- _THE REQUEST_: Show only lines that include "axis".

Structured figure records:
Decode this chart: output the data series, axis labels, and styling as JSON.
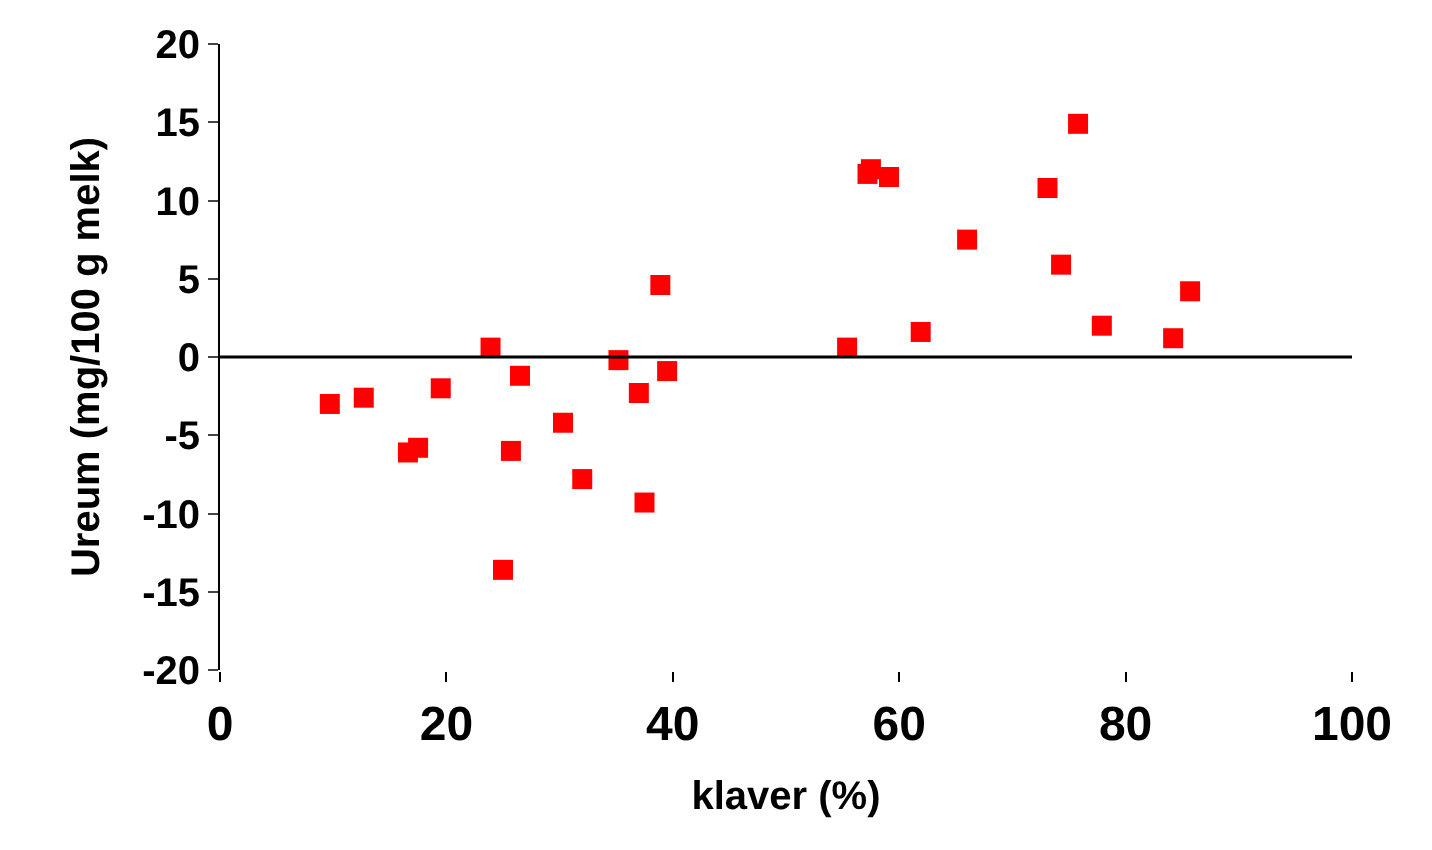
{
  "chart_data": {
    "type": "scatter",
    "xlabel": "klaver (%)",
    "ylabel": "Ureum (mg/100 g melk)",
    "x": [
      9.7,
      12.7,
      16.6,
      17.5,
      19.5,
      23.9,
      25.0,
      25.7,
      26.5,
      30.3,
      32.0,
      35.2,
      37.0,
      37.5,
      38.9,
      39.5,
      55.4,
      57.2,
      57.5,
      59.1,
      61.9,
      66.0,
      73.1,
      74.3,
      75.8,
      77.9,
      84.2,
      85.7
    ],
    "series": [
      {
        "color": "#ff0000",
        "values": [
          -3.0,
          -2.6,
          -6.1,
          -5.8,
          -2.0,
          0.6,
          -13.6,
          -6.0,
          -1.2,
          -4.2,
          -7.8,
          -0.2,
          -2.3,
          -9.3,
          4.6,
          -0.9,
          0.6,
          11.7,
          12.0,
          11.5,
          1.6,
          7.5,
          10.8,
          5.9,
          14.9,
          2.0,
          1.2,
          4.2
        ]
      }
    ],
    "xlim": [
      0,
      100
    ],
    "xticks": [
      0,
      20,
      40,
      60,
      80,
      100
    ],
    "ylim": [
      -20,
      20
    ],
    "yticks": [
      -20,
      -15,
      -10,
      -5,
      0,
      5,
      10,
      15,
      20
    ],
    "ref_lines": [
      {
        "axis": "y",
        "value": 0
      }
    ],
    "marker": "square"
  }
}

- _RESPONSE_:
Decode this chart: output the data series, axis labels, and styling as JSON.
        "axis": "y",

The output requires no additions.